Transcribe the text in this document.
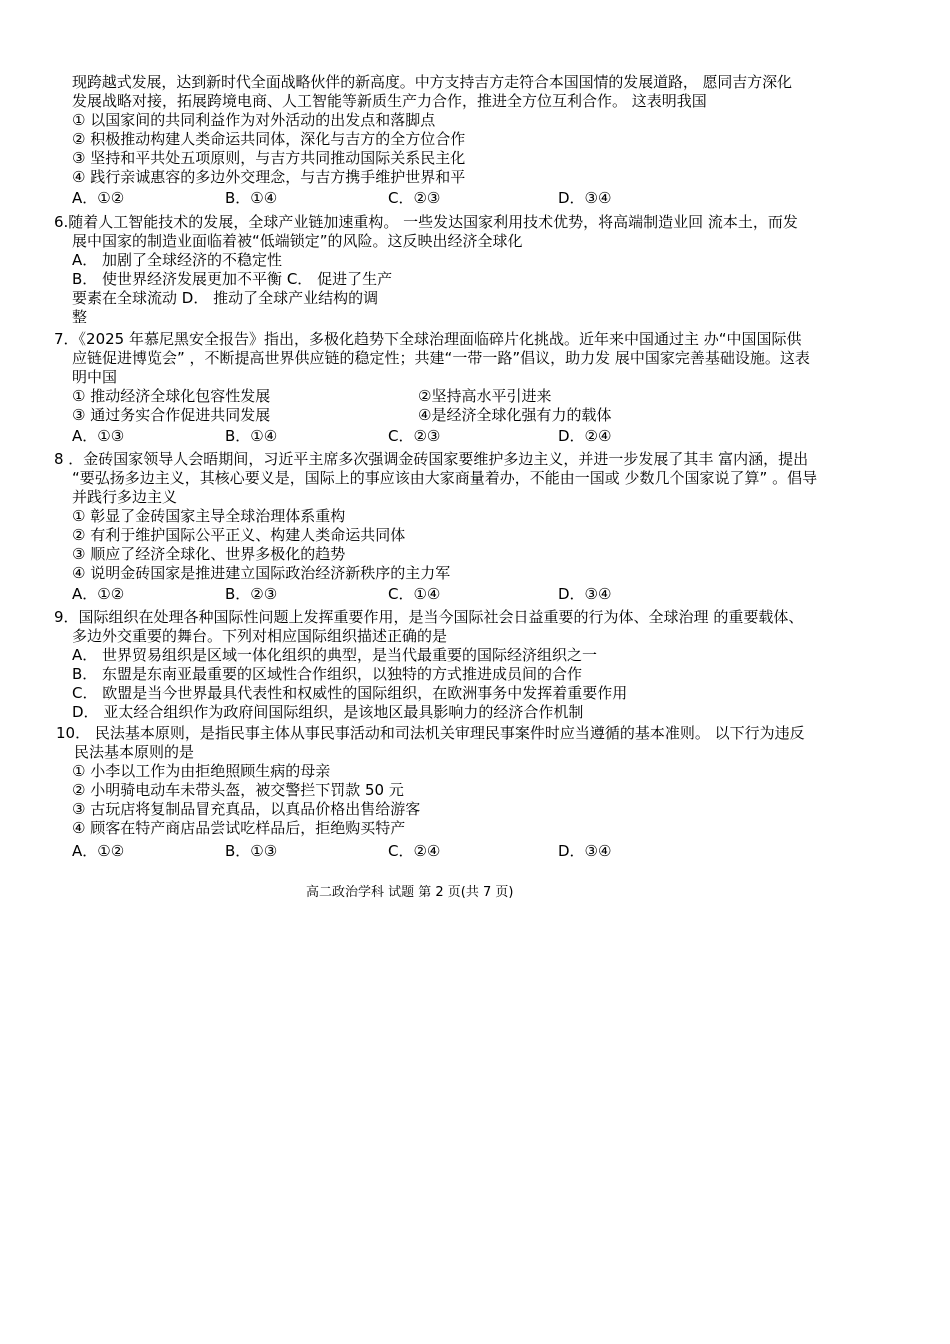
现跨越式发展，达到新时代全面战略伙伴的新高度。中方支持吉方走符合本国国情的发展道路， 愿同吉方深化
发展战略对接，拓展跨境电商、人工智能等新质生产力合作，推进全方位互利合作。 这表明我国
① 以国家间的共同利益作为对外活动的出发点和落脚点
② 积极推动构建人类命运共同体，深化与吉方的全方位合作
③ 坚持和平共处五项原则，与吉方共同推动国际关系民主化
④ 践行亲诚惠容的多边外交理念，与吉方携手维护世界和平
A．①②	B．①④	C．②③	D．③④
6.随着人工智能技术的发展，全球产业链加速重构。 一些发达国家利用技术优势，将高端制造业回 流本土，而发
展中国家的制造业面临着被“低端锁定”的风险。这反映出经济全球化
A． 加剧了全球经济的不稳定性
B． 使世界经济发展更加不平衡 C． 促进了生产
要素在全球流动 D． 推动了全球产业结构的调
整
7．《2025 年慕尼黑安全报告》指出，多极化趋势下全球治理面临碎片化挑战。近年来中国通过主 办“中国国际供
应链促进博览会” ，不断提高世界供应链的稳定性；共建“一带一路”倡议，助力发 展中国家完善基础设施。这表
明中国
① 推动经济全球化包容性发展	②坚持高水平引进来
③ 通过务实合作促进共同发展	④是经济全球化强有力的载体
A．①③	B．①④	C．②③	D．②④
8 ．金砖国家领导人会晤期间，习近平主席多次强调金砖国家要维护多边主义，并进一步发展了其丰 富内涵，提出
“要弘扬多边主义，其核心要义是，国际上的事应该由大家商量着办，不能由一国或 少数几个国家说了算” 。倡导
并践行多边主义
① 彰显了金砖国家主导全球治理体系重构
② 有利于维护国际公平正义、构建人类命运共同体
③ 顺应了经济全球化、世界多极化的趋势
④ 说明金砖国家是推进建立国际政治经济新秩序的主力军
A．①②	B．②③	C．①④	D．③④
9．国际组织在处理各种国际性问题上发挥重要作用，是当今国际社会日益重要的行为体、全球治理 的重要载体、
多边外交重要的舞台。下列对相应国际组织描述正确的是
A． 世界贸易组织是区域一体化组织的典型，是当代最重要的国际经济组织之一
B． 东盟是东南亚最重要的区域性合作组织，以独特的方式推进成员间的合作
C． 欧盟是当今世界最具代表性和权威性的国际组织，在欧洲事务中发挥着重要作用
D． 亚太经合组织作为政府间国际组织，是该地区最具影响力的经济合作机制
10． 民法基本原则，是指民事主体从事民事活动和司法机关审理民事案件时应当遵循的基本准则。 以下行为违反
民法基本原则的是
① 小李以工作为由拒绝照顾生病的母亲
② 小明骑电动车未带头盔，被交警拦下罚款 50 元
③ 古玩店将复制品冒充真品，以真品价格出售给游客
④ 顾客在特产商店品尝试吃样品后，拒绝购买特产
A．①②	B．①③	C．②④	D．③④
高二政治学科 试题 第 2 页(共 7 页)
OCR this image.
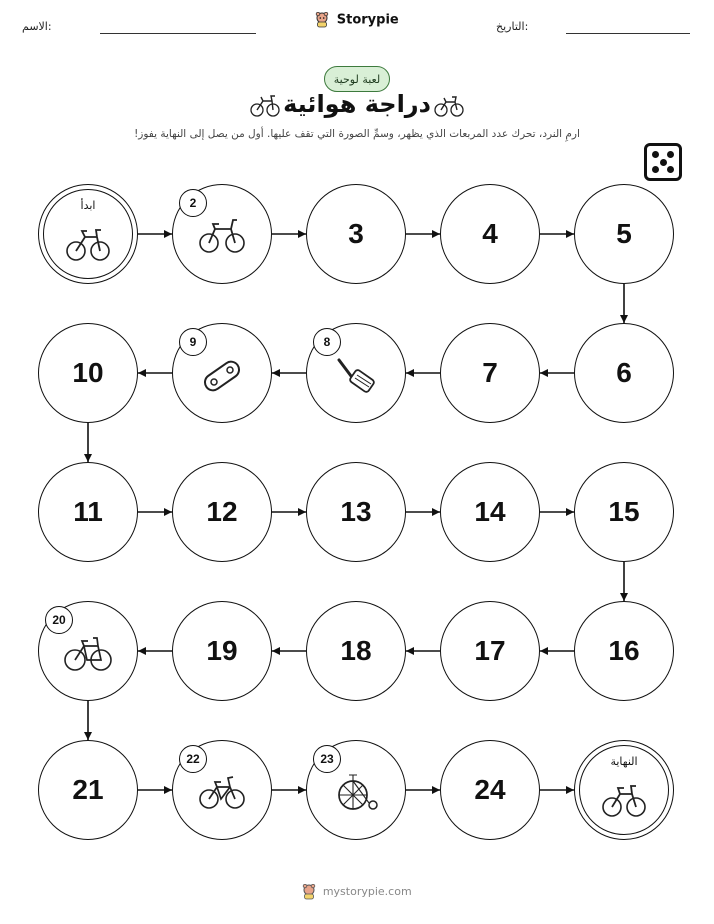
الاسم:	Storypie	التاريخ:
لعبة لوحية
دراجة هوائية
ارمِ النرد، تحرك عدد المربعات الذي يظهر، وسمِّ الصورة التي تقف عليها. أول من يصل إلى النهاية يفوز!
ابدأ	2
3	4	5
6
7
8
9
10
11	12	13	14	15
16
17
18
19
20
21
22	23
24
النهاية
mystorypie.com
+---+
Print the lines from the one holding "OCR this image." through the last line of the records, word for word, and omit the pictures.

OCR this image.
الاسم:	Storypie	التاريخ:
لعبة لوحية
دراجة هوائية
ارمِ النرد، تحرك عدد المربعات الذي يظهر، وسمِّ الصورة التي تقف عليها. أول من يصل إلى النهاية يفوز!
ابدأ	2
3	4	5
6
7
8
9
10
11	12	13	14	15
16
17
18
19
20
21
22	23
24
النهاية
mystorypie.com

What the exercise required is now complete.